(PROBLEMS TO WORK ON)
(A) On the derivative page below, quote the passage that begins at the words "Answer & Explanation" and stops after the words "rules of differentiation.".
(B) What two rules of differentiation does the answer on the derivative page below name?

"Find the derivatives of the functions y=(x+1)2(x2+2x)" was answered by our experts

dictetzqh

Answered question

2021-12-06

Find the derivatives of the functions

y = {(x + 1)}^{2} (x^{2} + 2 x)

Answer & Explanation

Lauren Fuller

Beginner2021-12-07Added 14 answers

Step 1
Given function is

y = {(x + 1)}^{2} (x^{2} + 2 x)

We have to find derivative of given function.
To differentiate the given function we need to use some rules of differentiation.
Product rule of differentiation:

\frac{d}{d x} [f (x) g (x)] = f^{'} (x) g (x) + f (x) g^{'} (x)

Chain rule of differentiation:

\frac{d}{d x} [f (g (x))] = f^{'} (g (x)) g^{'} (x)

(GIVEN DATA)

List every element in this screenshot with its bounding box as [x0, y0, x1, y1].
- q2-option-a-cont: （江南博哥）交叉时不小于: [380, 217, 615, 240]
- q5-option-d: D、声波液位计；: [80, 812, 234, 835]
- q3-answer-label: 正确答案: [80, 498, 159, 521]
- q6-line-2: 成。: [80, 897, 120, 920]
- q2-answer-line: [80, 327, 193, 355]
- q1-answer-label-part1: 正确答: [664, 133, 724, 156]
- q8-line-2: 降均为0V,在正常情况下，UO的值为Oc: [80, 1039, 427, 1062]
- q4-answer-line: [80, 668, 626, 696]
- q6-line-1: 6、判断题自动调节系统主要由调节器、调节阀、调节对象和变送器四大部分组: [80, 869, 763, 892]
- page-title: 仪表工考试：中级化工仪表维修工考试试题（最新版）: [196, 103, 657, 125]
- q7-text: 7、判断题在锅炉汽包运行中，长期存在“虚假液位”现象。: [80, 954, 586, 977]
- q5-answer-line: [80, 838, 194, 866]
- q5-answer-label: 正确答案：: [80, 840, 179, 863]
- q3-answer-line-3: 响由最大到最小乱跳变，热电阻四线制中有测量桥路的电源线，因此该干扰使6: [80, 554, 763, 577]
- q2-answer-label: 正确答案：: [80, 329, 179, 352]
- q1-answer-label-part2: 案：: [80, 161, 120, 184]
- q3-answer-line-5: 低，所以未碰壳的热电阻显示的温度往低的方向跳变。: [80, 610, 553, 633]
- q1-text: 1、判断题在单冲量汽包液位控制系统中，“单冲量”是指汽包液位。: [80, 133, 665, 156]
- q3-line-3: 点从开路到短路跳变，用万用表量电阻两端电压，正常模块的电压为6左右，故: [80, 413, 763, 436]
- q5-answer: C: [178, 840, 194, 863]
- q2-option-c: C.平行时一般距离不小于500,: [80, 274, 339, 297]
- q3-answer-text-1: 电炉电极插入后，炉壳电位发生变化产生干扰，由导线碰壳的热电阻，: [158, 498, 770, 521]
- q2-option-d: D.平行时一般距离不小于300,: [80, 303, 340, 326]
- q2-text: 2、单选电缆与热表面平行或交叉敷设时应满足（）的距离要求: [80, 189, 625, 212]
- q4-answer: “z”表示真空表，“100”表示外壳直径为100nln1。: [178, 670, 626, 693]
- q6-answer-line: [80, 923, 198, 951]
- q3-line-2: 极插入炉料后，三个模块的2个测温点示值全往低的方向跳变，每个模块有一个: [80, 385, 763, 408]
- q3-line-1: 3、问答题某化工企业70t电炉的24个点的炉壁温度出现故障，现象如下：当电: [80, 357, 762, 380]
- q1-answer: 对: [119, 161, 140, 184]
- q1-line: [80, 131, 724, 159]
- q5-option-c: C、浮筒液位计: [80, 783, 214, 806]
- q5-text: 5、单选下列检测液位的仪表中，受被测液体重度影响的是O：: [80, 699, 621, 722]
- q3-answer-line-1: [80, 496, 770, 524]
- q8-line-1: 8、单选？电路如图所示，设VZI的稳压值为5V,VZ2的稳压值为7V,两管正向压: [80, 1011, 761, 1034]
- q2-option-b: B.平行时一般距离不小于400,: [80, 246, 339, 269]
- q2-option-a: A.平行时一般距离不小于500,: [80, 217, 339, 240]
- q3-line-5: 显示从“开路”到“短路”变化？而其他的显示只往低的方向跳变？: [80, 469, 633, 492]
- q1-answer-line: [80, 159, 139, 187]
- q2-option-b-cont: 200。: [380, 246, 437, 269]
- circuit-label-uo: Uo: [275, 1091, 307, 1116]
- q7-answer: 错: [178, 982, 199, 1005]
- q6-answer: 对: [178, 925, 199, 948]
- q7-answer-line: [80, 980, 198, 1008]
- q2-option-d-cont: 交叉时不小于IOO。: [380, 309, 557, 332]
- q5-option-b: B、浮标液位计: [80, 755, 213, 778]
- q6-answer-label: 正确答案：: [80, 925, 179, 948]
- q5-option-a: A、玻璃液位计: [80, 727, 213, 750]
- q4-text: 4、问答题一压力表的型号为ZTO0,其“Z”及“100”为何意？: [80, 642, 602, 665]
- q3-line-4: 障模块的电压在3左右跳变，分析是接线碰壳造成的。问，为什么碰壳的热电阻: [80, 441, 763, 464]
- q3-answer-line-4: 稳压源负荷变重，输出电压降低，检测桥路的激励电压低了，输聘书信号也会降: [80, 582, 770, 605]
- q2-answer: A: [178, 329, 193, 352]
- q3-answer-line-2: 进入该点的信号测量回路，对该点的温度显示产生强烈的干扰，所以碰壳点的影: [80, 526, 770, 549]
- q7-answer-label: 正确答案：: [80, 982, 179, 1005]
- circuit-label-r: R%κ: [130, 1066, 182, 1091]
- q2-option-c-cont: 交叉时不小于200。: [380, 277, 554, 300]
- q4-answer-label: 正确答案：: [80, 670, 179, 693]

(EXPECTED RESULTS)
(A)
Answer & Explanation

Lauren Fuller

Beginner2021-12-07Added 14 answers

Step 1
Given function is

y = {(x + 1)}^{2} (x^{2} + 2 x)

We have to find derivative of given function.
To differentiate the given function we need to use some rules of differentiation.

(B) The product rule and the chain rule.